---- Extracted records
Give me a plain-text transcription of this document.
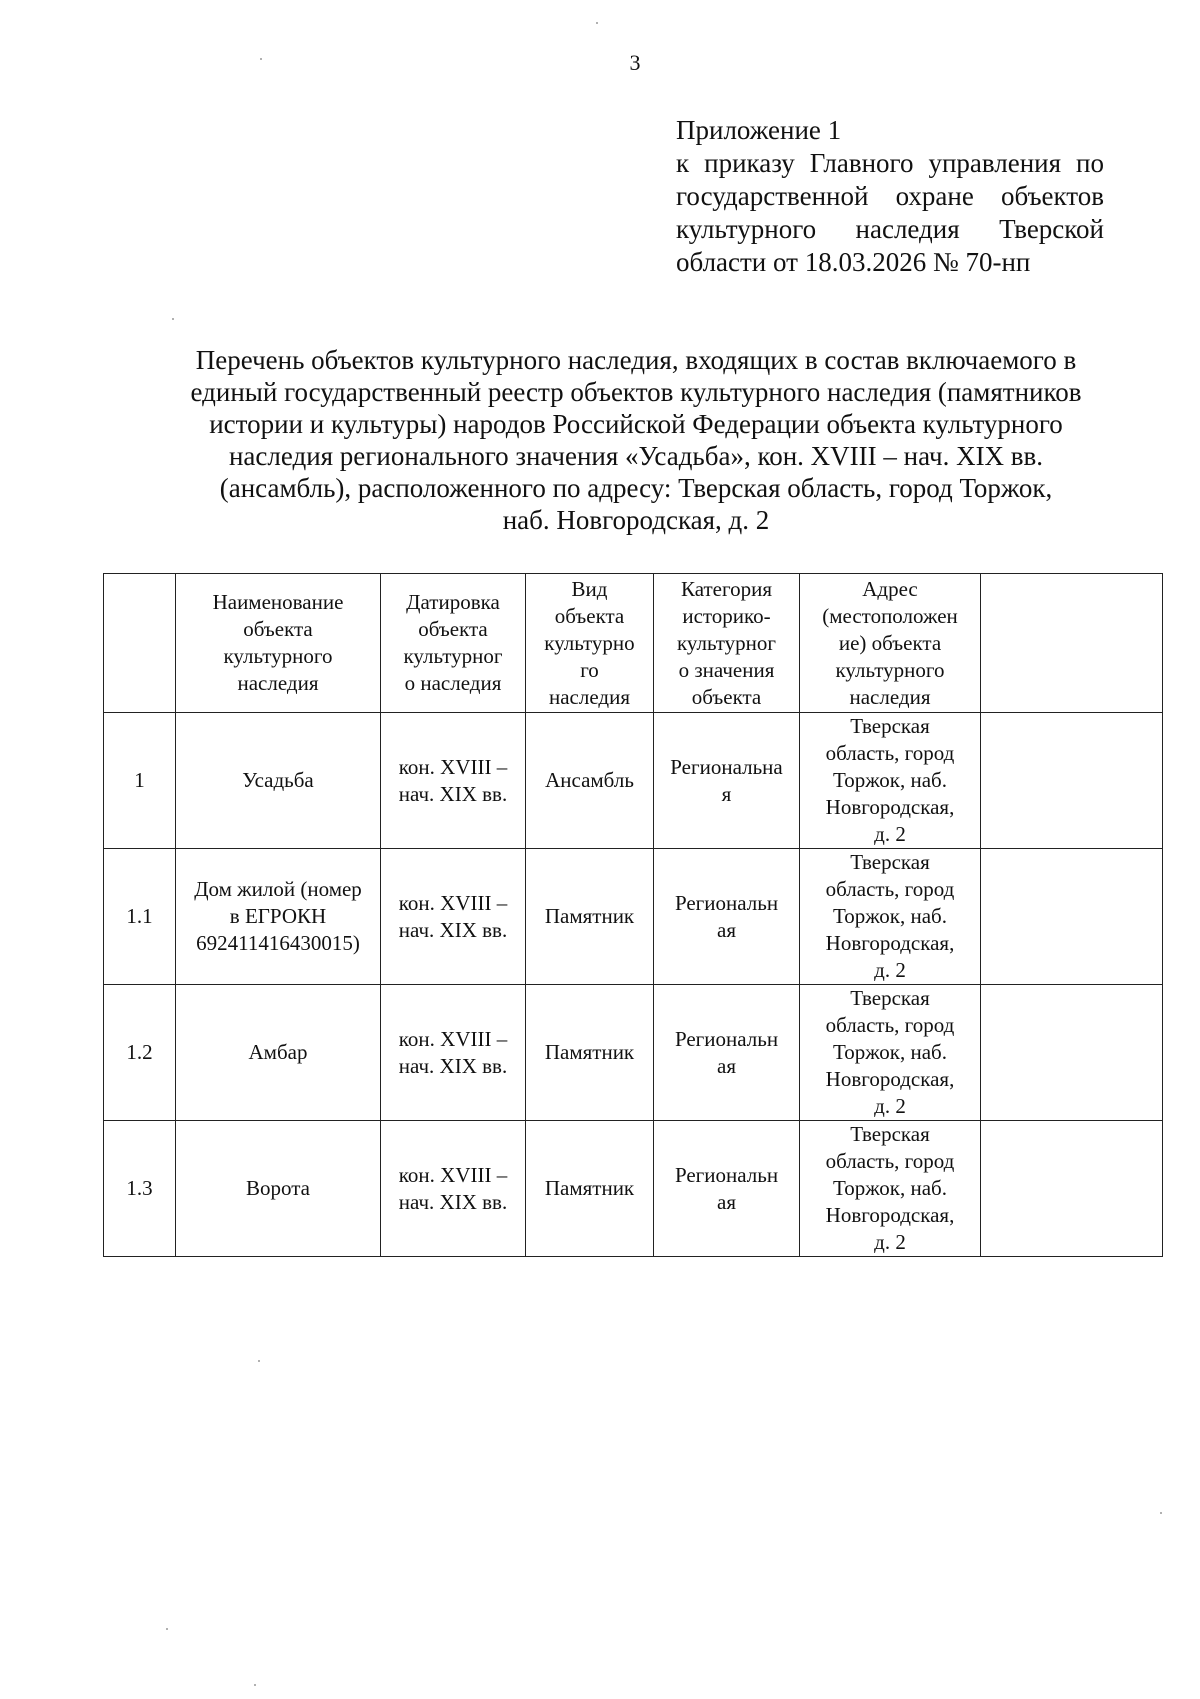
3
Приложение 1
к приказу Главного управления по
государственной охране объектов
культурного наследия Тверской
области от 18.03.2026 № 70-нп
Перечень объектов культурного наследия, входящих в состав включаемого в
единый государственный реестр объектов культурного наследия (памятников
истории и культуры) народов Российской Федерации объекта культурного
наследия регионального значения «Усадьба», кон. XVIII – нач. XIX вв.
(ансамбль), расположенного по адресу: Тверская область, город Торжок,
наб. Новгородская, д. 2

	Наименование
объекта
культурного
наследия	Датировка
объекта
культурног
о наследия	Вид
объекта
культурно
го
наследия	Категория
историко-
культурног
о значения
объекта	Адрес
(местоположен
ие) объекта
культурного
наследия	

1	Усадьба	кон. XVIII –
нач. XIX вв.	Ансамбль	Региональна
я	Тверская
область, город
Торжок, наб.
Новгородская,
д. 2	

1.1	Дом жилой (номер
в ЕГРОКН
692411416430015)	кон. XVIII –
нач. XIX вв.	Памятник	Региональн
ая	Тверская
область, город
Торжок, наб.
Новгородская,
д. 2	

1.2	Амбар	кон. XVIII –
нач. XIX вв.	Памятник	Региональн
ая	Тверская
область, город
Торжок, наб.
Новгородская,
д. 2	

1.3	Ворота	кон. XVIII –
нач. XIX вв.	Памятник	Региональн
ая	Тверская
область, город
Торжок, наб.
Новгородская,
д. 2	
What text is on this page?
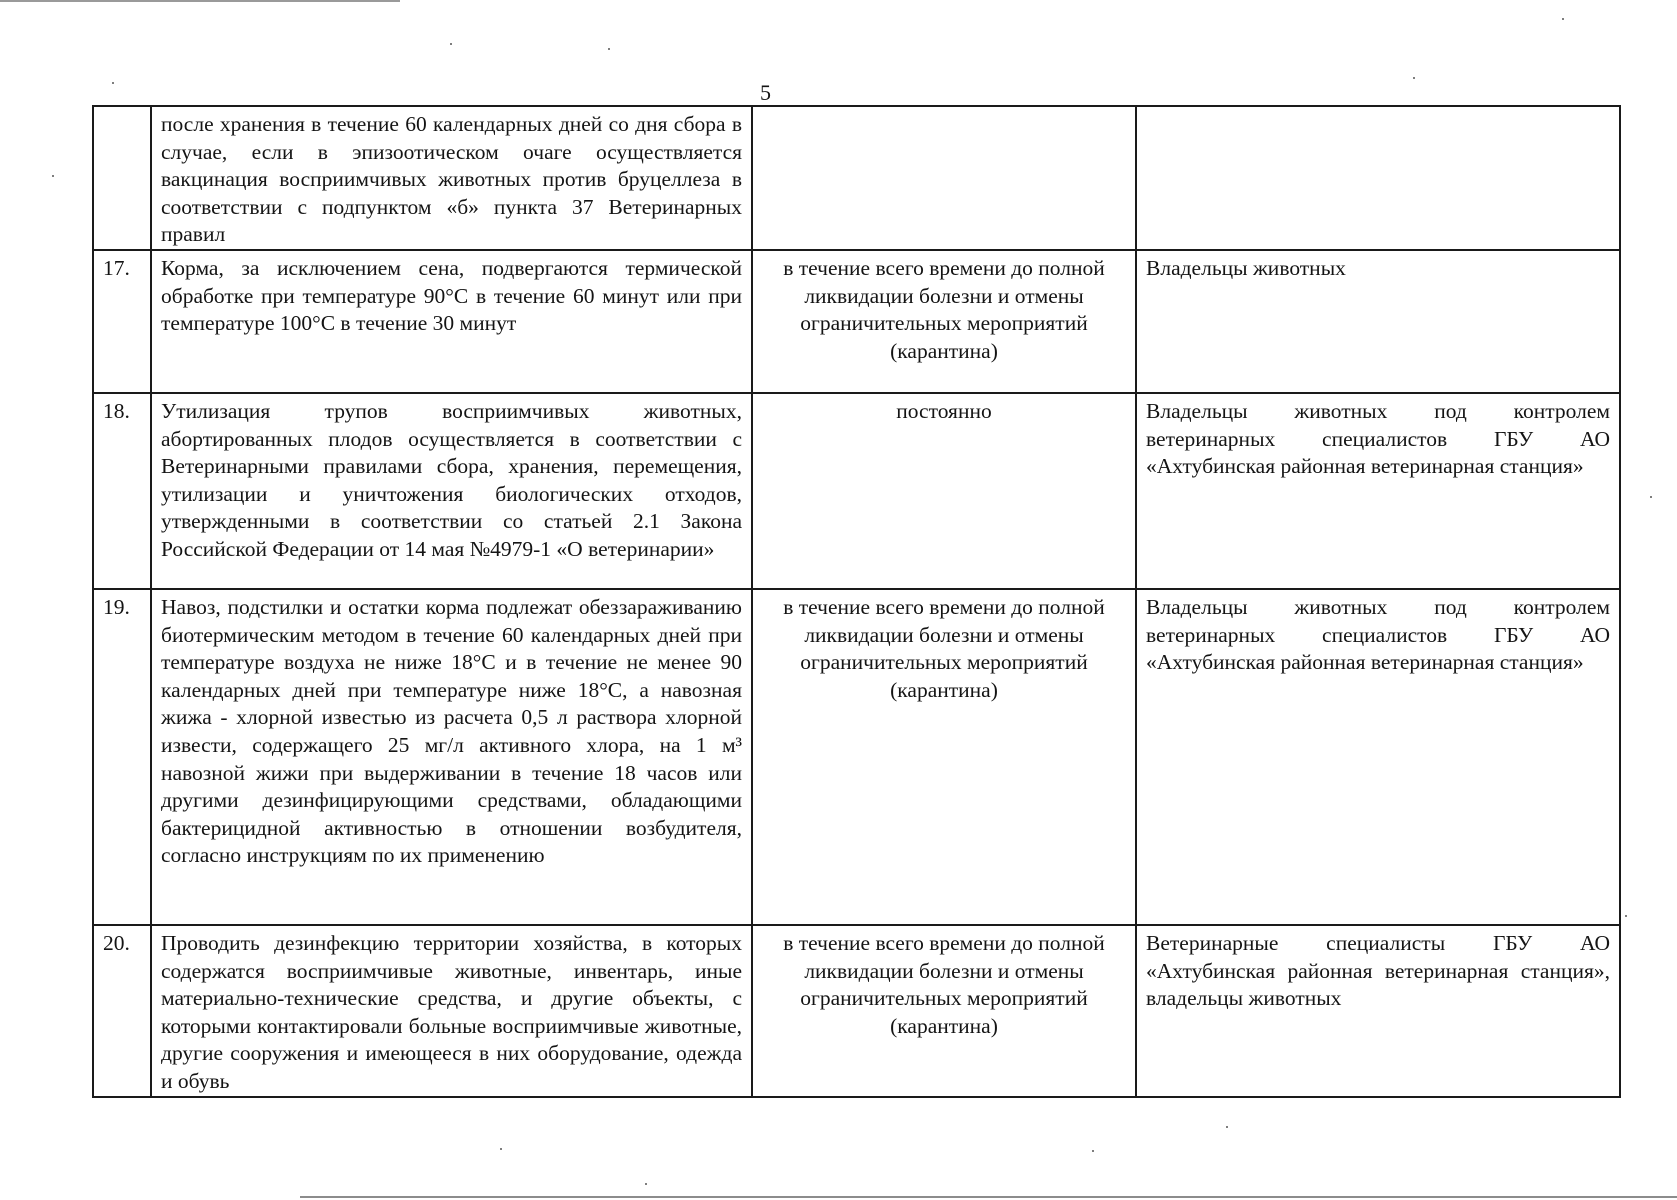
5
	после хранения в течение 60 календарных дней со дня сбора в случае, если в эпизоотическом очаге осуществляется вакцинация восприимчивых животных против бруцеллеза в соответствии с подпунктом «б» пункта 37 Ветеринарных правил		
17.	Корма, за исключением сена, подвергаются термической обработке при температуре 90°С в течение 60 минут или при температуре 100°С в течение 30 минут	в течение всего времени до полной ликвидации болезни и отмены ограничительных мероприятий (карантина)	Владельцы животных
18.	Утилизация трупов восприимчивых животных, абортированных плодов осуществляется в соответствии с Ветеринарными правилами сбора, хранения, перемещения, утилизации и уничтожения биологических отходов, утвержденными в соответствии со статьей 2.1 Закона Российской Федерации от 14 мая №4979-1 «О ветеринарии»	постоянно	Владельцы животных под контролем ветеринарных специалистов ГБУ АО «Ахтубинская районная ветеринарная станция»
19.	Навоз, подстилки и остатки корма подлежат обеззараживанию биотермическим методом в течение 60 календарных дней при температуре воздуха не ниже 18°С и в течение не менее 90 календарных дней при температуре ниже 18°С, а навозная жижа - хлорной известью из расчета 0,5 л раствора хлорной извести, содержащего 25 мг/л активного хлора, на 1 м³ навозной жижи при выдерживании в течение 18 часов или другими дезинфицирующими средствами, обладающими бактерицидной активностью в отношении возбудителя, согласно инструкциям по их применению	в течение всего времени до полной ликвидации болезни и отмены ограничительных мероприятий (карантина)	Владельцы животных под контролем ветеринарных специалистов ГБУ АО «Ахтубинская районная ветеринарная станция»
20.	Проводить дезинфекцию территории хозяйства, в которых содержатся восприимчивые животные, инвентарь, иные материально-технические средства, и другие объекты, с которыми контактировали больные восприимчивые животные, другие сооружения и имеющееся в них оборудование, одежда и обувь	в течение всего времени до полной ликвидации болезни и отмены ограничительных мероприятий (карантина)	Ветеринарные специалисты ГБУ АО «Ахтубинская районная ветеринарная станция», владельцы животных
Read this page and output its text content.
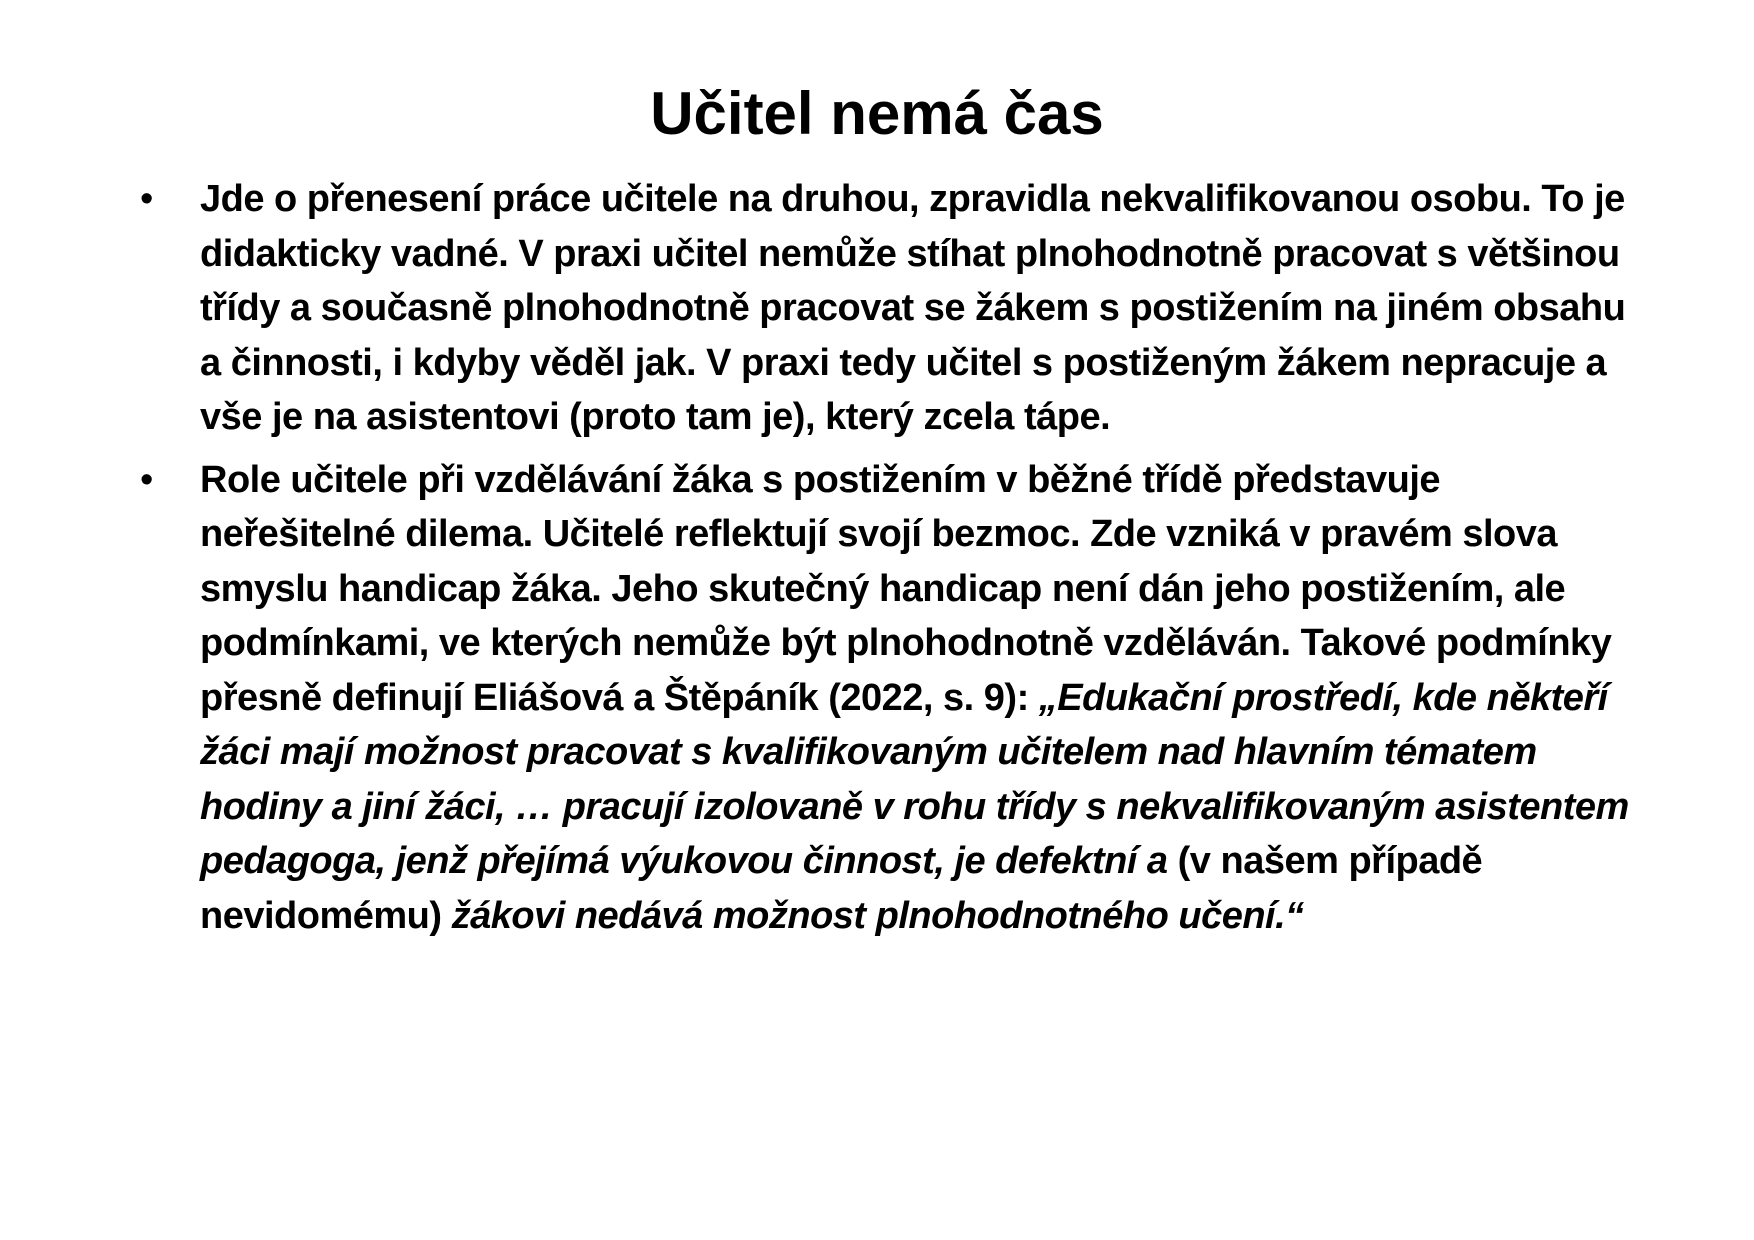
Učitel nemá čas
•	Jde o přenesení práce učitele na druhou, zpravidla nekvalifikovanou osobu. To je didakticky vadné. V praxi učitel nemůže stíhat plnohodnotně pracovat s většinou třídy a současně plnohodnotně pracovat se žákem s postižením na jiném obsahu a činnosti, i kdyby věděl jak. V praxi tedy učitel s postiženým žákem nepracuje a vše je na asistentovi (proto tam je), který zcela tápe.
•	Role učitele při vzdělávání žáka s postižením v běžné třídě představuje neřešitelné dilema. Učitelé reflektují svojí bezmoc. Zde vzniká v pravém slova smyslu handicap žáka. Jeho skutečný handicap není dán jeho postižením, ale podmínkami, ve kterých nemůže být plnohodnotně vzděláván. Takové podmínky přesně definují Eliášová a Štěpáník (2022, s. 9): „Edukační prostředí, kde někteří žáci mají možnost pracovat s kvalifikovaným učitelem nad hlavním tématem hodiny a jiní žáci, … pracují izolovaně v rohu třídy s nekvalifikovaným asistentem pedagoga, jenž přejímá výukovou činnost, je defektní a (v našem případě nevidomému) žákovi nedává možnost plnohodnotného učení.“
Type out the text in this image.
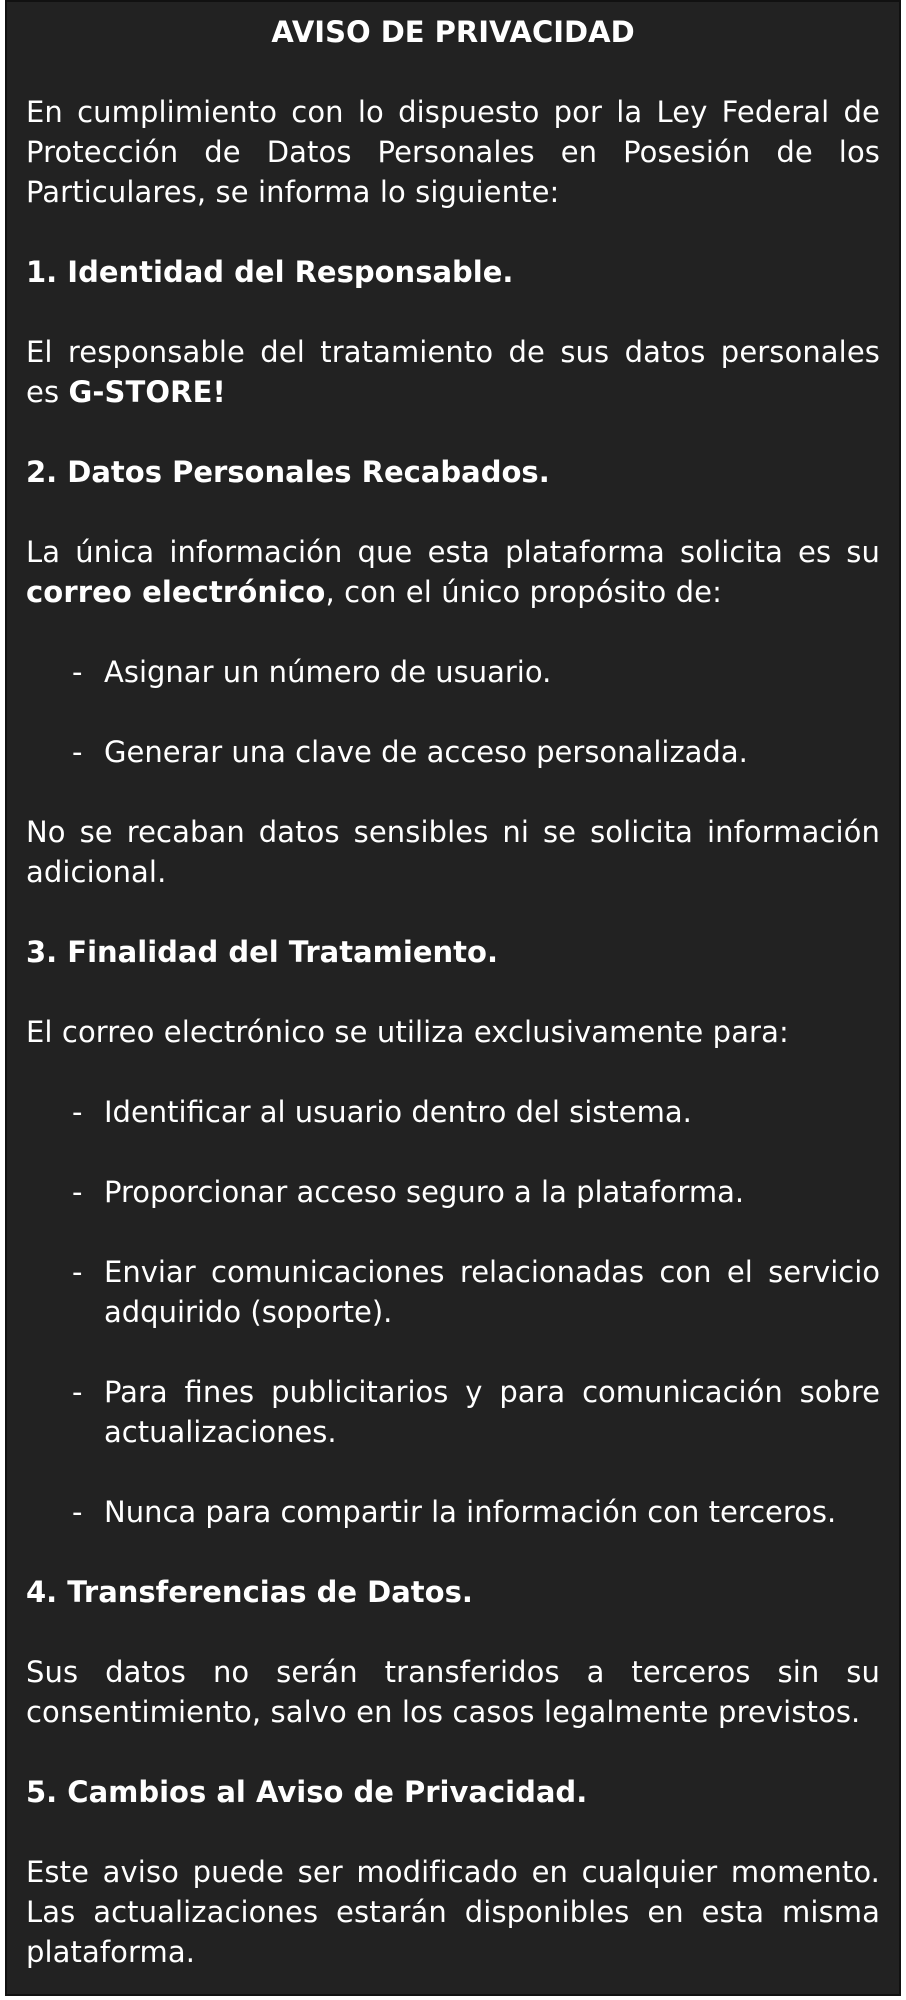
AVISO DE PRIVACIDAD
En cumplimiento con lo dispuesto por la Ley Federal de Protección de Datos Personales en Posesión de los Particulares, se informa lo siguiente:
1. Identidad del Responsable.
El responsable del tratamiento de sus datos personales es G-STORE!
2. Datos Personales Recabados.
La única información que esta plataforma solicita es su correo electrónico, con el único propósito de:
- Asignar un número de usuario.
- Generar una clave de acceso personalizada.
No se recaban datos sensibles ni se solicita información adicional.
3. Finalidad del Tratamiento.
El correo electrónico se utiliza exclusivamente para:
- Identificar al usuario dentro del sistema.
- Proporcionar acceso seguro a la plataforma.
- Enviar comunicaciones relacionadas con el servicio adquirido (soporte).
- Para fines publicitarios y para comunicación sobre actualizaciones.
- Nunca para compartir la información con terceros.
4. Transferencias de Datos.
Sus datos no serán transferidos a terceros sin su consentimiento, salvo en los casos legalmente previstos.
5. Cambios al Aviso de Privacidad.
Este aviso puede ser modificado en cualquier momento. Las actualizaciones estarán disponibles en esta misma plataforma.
--------
(Objective): Copy out all lines from the material above that contain the string "correo".

(The result):
La única información que esta plataforma solicita es su correo electrónico, con el único propósito de:
El correo electrónico se utiliza exclusivamente para:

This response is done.